TASK DATA>
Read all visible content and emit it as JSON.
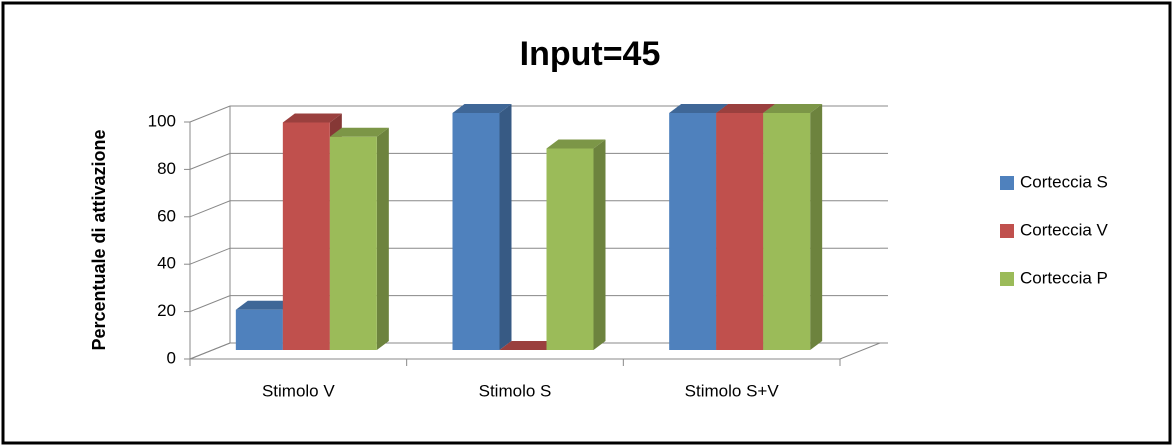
{
  "chart_data": {
    "type": "bar3d",
    "title": "Input=45",
    "ylabel": "Percentuale di attivazione",
    "categories": [
      "Stimolo V",
      "Stimolo S",
      "Stimolo S+V"
    ],
    "series": [
      {
        "name": "Corteccia S",
        "color": "#4f81bd",
        "values": [
          17,
          100,
          100
        ]
      },
      {
        "name": "Corteccia V",
        "color": "#c0504d",
        "values": [
          96,
          0,
          100
        ]
      },
      {
        "name": "Corteccia P",
        "color": "#9bbb59",
        "values": [
          90,
          85,
          100
        ]
      }
    ],
    "ylim": [
      0,
      100
    ],
    "yticks": [
      0,
      20,
      40,
      60,
      80,
      100
    ],
    "grid": true,
    "legend": "right"
  }
}
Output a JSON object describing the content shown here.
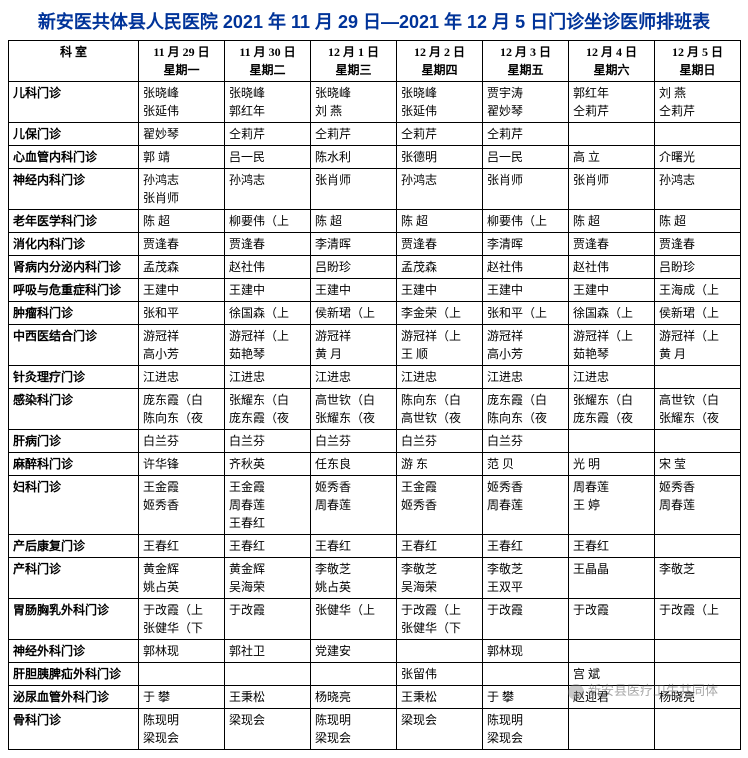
{
  "title": "新安医共体县人民医院 2021 年 11 月 29 日—2021 年 12 月 5 日门诊坐诊医师排班表",
  "header": {
    "dept": "科  室",
    "days": [
      {
        "date": "11 月 29 日",
        "weekday": "星期一"
      },
      {
        "date": "11 月 30 日",
        "weekday": "星期二"
      },
      {
        "date": "12 月 1 日",
        "weekday": "星期三"
      },
      {
        "date": "12 月 2 日",
        "weekday": "星期四"
      },
      {
        "date": "12 月 3 日",
        "weekday": "星期五"
      },
      {
        "date": "12 月 4 日",
        "weekday": "星期六"
      },
      {
        "date": "12 月 5 日",
        "weekday": "星期日"
      }
    ]
  },
  "rows": [
    {
      "dept": "儿科门诊",
      "cells": [
        [
          "张晓峰",
          "张延伟"
        ],
        [
          "张晓峰",
          "郭红年"
        ],
        [
          "张晓峰",
          "刘 燕"
        ],
        [
          "张晓峰",
          "张延伟"
        ],
        [
          "贾宇涛",
          "翟妙琴"
        ],
        [
          "郭红年",
          "仝莉芹"
        ],
        [
          "刘 燕",
          "仝莉芹"
        ]
      ]
    },
    {
      "dept": "儿保门诊",
      "cells": [
        [
          "翟妙琴"
        ],
        [
          "仝莉芹"
        ],
        [
          "仝莉芹"
        ],
        [
          "仝莉芹"
        ],
        [
          "仝莉芹"
        ],
        [
          ""
        ],
        [
          ""
        ]
      ]
    },
    {
      "dept": "心血管内科门诊",
      "cells": [
        [
          "郭 靖"
        ],
        [
          "吕一民"
        ],
        [
          "陈水利"
        ],
        [
          "张德明"
        ],
        [
          "吕一民"
        ],
        [
          "高 立"
        ],
        [
          "介曙光"
        ]
      ]
    },
    {
      "dept": "神经内科门诊",
      "cells": [
        [
          "孙鸿志",
          "张肖师"
        ],
        [
          "孙鸿志"
        ],
        [
          "张肖师"
        ],
        [
          "孙鸿志"
        ],
        [
          "张肖师"
        ],
        [
          "张肖师"
        ],
        [
          "孙鸿志"
        ]
      ]
    },
    {
      "dept": "老年医学科门诊",
      "cells": [
        [
          "陈 超"
        ],
        [
          "柳要伟（上"
        ],
        [
          "陈 超"
        ],
        [
          "陈 超"
        ],
        [
          "柳要伟（上"
        ],
        [
          "陈 超"
        ],
        [
          "陈 超"
        ]
      ]
    },
    {
      "dept": "消化内科门诊",
      "cells": [
        [
          "贾逢春"
        ],
        [
          "贾逢春"
        ],
        [
          "李清晖"
        ],
        [
          "贾逢春"
        ],
        [
          "李清晖"
        ],
        [
          "贾逢春"
        ],
        [
          "贾逢春"
        ]
      ]
    },
    {
      "dept": "肾病内分泌内科门诊",
      "cells": [
        [
          "孟茂森"
        ],
        [
          "赵社伟"
        ],
        [
          "吕盼珍"
        ],
        [
          "孟茂森"
        ],
        [
          "赵社伟"
        ],
        [
          "赵社伟"
        ],
        [
          "吕盼珍"
        ]
      ]
    },
    {
      "dept": "呼吸与危重症科门诊",
      "cells": [
        [
          "王建中"
        ],
        [
          "王建中"
        ],
        [
          "王建中"
        ],
        [
          "王建中"
        ],
        [
          "王建中"
        ],
        [
          "王建中"
        ],
        [
          "王海成（上"
        ]
      ]
    },
    {
      "dept": "肿瘤科门诊",
      "cells": [
        [
          "张和平"
        ],
        [
          "徐国森（上"
        ],
        [
          "侯新珺（上"
        ],
        [
          "李金荣（上"
        ],
        [
          "张和平（上"
        ],
        [
          "徐国森（上"
        ],
        [
          "侯新珺（上"
        ]
      ]
    },
    {
      "dept": "中西医结合门诊",
      "cells": [
        [
          "游冠祥",
          "高小芳"
        ],
        [
          "游冠祥（上",
          "茹艳琴"
        ],
        [
          "游冠祥",
          "黄 月"
        ],
        [
          "游冠祥（上",
          "王 顺"
        ],
        [
          "游冠祥",
          "高小芳"
        ],
        [
          "游冠祥（上",
          "茹艳琴"
        ],
        [
          "游冠祥（上",
          "黄 月"
        ]
      ]
    },
    {
      "dept": "针灸理疗门诊",
      "cells": [
        [
          "江进忠"
        ],
        [
          "江进忠"
        ],
        [
          "江进忠"
        ],
        [
          "江进忠"
        ],
        [
          "江进忠"
        ],
        [
          "江进忠"
        ],
        [
          ""
        ]
      ]
    },
    {
      "dept": "感染科门诊",
      "cells": [
        [
          "庞东霞（白",
          "陈向东（夜"
        ],
        [
          "张耀东（白",
          "庞东霞（夜"
        ],
        [
          "高世钦（白",
          "张耀东（夜"
        ],
        [
          "陈向东（白",
          "高世钦（夜"
        ],
        [
          "庞东霞（白",
          "陈向东（夜"
        ],
        [
          "张耀东（白",
          "庞东霞（夜"
        ],
        [
          "高世钦（白",
          "张耀东（夜"
        ]
      ]
    },
    {
      "dept": "肝病门诊",
      "cells": [
        [
          "白兰芬"
        ],
        [
          "白兰芬"
        ],
        [
          "白兰芬"
        ],
        [
          "白兰芬"
        ],
        [
          "白兰芬"
        ],
        [
          ""
        ],
        [
          ""
        ]
      ]
    },
    {
      "dept": "麻醉科门诊",
      "cells": [
        [
          "许华锋"
        ],
        [
          "齐秋英"
        ],
        [
          "任东良"
        ],
        [
          "游 东"
        ],
        [
          "范 贝"
        ],
        [
          "光 明"
        ],
        [
          "宋 莹"
        ]
      ]
    },
    {
      "dept": "妇科门诊",
      "cells": [
        [
          "王金霞",
          "姬秀香"
        ],
        [
          "王金霞",
          "周春莲",
          "王春红"
        ],
        [
          "姬秀香",
          "周春莲"
        ],
        [
          "王金霞",
          "姬秀香"
        ],
        [
          "姬秀香",
          "周春莲"
        ],
        [
          "周春莲",
          "王 婷"
        ],
        [
          "姬秀香",
          "周春莲"
        ]
      ]
    },
    {
      "dept": "产后康复门诊",
      "cells": [
        [
          "王春红"
        ],
        [
          "王春红"
        ],
        [
          "王春红"
        ],
        [
          "王春红"
        ],
        [
          "王春红"
        ],
        [
          "王春红"
        ],
        [
          ""
        ]
      ]
    },
    {
      "dept": "产科门诊",
      "cells": [
        [
          "黄金辉",
          "姚占英"
        ],
        [
          "黄金辉",
          "吴海荣"
        ],
        [
          "李敬芝",
          "姚占英"
        ],
        [
          "李敬芝",
          "吴海荣"
        ],
        [
          "李敬芝",
          "王双平"
        ],
        [
          "王晶晶"
        ],
        [
          "李敬芝"
        ]
      ]
    },
    {
      "dept": "胃肠胸乳外科门诊",
      "cells": [
        [
          "于改霞（上",
          "张健华（下"
        ],
        [
          "于改霞"
        ],
        [
          "张健华（上"
        ],
        [
          "于改霞（上",
          "张健华（下"
        ],
        [
          "于改霞"
        ],
        [
          "于改霞"
        ],
        [
          "于改霞（上"
        ]
      ]
    },
    {
      "dept": "神经外科门诊",
      "cells": [
        [
          "郭林现"
        ],
        [
          "郭社卫"
        ],
        [
          "党建安"
        ],
        [
          ""
        ],
        [
          "郭林现"
        ],
        [
          ""
        ],
        [
          ""
        ]
      ]
    },
    {
      "dept": "肝胆胰脾疝外科门诊",
      "cells": [
        [
          ""
        ],
        [
          ""
        ],
        [
          ""
        ],
        [
          "张留伟"
        ],
        [
          ""
        ],
        [
          "宫 斌"
        ],
        [
          ""
        ]
      ]
    },
    {
      "dept": "泌尿血管外科门诊",
      "cells": [
        [
          "于 攀"
        ],
        [
          "王秉松"
        ],
        [
          "杨晓亮"
        ],
        [
          "王秉松"
        ],
        [
          "于 攀"
        ],
        [
          "赵迎君"
        ],
        [
          "杨晓亮"
        ]
      ]
    },
    {
      "dept": "骨科门诊",
      "cells": [
        [
          "陈现明",
          "梁现会"
        ],
        [
          "梁现会"
        ],
        [
          "陈现明",
          "梁现会"
        ],
        [
          "梁现会"
        ],
        [
          "陈现明",
          "梁现会"
        ],
        [
          ""
        ],
        [
          ""
        ]
      ]
    }
  ],
  "watermark": "新安县医疗卫生共同体",
  "style": {
    "title_color": "#003399",
    "border_color": "#000000",
    "background": "#ffffff",
    "font_size_body": 12,
    "font_size_title": 18
  }
}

WRITTEN PROBLEM> Scan the material line by line and report each one that contains "weekday".

FINISHED ANSWER>
        "weekday": "星期一"
        "weekday": "星期二"
        "weekday": "星期三"
        "weekday": "星期四"
        "weekday": "星期五"
        "weekday": "星期六"
        "weekday": "星期日"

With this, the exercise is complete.